_The records_
>>>>>

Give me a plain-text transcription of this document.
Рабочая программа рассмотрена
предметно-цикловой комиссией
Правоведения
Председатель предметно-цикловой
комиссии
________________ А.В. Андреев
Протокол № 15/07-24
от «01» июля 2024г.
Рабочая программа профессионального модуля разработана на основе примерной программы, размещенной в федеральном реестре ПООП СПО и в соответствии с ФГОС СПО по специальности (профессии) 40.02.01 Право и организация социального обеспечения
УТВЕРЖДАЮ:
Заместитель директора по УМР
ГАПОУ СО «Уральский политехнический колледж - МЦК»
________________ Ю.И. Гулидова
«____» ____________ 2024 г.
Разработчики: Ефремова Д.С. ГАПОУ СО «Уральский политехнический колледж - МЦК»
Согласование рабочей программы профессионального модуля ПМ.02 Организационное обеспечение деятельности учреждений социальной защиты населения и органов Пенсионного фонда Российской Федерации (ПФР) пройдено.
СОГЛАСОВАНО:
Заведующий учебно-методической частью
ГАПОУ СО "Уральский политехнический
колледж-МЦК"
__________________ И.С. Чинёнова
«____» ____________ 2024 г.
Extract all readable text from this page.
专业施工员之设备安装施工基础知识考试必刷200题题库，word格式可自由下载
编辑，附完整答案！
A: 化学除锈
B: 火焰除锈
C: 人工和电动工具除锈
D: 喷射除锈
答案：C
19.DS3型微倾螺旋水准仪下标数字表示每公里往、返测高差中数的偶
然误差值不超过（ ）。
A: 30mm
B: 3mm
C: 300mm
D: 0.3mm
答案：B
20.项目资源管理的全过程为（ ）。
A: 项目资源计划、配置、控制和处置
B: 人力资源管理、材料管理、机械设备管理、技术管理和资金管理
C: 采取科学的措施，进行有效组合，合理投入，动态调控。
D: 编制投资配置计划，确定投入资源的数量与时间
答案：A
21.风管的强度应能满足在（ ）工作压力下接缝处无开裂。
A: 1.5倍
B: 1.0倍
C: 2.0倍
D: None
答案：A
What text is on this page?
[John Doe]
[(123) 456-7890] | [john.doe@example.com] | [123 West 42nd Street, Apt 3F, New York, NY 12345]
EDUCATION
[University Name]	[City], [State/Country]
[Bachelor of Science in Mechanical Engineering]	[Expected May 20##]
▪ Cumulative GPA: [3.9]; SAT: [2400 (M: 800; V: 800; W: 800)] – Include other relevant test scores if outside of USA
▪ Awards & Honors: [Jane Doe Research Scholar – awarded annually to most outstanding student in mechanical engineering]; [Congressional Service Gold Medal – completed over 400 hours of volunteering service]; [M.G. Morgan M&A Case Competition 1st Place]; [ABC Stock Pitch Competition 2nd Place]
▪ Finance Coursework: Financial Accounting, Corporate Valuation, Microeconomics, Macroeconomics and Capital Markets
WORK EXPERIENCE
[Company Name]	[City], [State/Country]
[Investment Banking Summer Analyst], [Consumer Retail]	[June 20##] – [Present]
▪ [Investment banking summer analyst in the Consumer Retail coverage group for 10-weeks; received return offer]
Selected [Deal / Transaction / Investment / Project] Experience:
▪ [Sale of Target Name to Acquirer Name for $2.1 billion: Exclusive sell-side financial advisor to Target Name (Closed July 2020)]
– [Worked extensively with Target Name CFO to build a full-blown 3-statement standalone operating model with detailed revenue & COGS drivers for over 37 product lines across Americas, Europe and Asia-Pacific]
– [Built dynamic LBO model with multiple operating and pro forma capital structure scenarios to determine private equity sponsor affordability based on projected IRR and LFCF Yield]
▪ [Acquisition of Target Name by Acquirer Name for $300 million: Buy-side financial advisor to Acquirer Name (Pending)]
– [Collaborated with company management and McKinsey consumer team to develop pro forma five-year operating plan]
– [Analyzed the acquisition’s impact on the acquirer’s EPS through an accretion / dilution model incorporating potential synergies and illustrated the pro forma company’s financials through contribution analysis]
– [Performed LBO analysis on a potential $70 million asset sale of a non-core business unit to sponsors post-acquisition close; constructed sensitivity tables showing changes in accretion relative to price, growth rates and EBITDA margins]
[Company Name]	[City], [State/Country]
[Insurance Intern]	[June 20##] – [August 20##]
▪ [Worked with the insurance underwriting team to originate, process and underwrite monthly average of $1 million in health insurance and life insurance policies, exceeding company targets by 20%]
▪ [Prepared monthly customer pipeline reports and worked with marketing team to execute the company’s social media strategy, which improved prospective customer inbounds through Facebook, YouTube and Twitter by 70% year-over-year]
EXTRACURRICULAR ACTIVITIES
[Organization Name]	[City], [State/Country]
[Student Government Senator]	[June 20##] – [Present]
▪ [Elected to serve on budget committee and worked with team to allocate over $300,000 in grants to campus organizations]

<<<<<

_Problem details_
Return every record above exactly as it appears.

_Task solution_
Give me a plain-text transcription of this document.
Рабочая программа рассмотрена
предметно-цикловой комиссией
Правоведения
Председатель предметно-цикловой
комиссии
________________ А.В. Андреев
Протокол № 15/07-24
от «01» июля 2024г.
Рабочая программа профессионального модуля разработана на основе примерной программы, размещенной в федеральном реестре ПООП СПО и в соответствии с ФГОС СПО по специальности (профессии) 40.02.01 Право и организация социального обеспечения
УТВЕРЖДАЮ:
Заместитель директора по УМР
ГАПОУ СО «Уральский политехнический колледж - МЦК»
________________ Ю.И. Гулидова
«____» ____________ 2024 г.
Разработчики: Ефремова Д.С. ГАПОУ СО «Уральский политехнический колледж - МЦК»
Согласование рабочей программы профессионального модуля ПМ.02 Организационное обеспечение деятельности учреждений социальной защиты населения и органов Пенсионного фонда Российской Федерации (ПФР) пройдено.
СОГЛАСОВАНО:
Заведующий учебно-методической частью
ГАПОУ СО "Уральский политехнический
колледж-МЦК"
__________________ И.С. Чинёнова
«____» ____________ 2024 г.
Extract all readable text from this page.
专业施工员之设备安装施工基础知识考试必刷200题题库，word格式可自由下载
编辑，附完整答案！
A: 化学除锈
B: 火焰除锈
C: 人工和电动工具除锈
D: 喷射除锈
答案：C
19.DS3型微倾螺旋水准仪下标数字表示每公里往、返测高差中数的偶
然误差值不超过（ ）。
A: 30mm
B: 3mm
C: 300mm
D: 0.3mm
答案：B
20.项目资源管理的全过程为（ ）。
A: 项目资源计划、配置、控制和处置
B: 人力资源管理、材料管理、机械设备管理、技术管理和资金管理
C: 采取科学的措施，进行有效组合，合理投入，动态调控。
D: 编制投资配置计划，确定投入资源的数量与时间
答案：A
21.风管的强度应能满足在（ ）工作压力下接缝处无开裂。
A: 1.5倍
B: 1.0倍
C: 2.0倍
D: None
答案：A
What text is on this page?
[John Doe]
[(123) 456-7890] | [john.doe@example.com] | [123 West 42nd Street, Apt 3F, New York, NY 12345]
EDUCATION
[University Name]	[City], [State/Country]
[Bachelor of Science in Mechanical Engineering]	[Expected May 20##]
▪ Cumulative GPA: [3.9]; SAT: [2400 (M: 800; V: 800; W: 800)] – Include other relevant test scores if outside of USA
▪ Awards & Honors: [Jane Doe Research Scholar – awarded annually to most outstanding student in mechanical engineering]; [Congressional Service Gold Medal – completed over 400 hours of volunteering service]; [M.G. Morgan M&A Case Competition 1st Place]; [ABC Stock Pitch Competition 2nd Place]
▪ Finance Coursework: Financial Accounting, Corporate Valuation, Microeconomics, Macroeconomics and Capital Markets
WORK EXPERIENCE
[Company Name]	[City], [State/Country]
[Investment Banking Summer Analyst], [Consumer Retail]	[June 20##] – [Present]
▪ [Investment banking summer analyst in the Consumer Retail coverage group for 10-weeks; received return offer]
Selected [Deal / Transaction / Investment / Project] Experience:
▪ [Sale of Target Name to Acquirer Name for $2.1 billion: Exclusive sell-side financial advisor to Target Name (Closed July 2020)]
– [Worked extensively with Target Name CFO to build a full-blown 3-statement standalone operating model with detailed revenue & COGS drivers for over 37 product lines across Americas, Europe and Asia-Pacific]
– [Built dynamic LBO model with multiple operating and pro forma capital structure scenarios to determine private equity sponsor affordability based on projected IRR and LFCF Yield]
▪ [Acquisition of Target Name by Acquirer Name for $300 million: Buy-side financial advisor to Acquirer Name (Pending)]
– [Collaborated with company management and McKinsey consumer team to develop pro forma five-year operating plan]
– [Analyzed the acquisition’s impact on the acquirer’s EPS through an accretion / dilution model incorporating potential synergies and illustrated the pro forma company’s financials through contribution analysis]
– [Performed LBO analysis on a potential $70 million asset sale of a non-core business unit to sponsors post-acquisition close; constructed sensitivity tables showing changes in accretion relative to price, growth rates and EBITDA margins]
[Company Name]	[City], [State/Country]
[Insurance Intern]	[June 20##] – [August 20##]
▪ [Worked with the insurance underwriting team to originate, process and underwrite monthly average of $1 million in health insurance and life insurance policies, exceeding company targets by 20%]
▪ [Prepared monthly customer pipeline reports and worked with marketing team to execute the company’s social media strategy, which improved prospective customer inbounds through Facebook, YouTube and Twitter by 70% year-over-year]
EXTRACURRICULAR ACTIVITIES
[Organization Name]	[City], [State/Country]
[Student Government Senator]	[June 20##] – [Present]
▪ [Elected to serve on budget committee and worked with team to allocate over $300,000 in grants to campus organizations]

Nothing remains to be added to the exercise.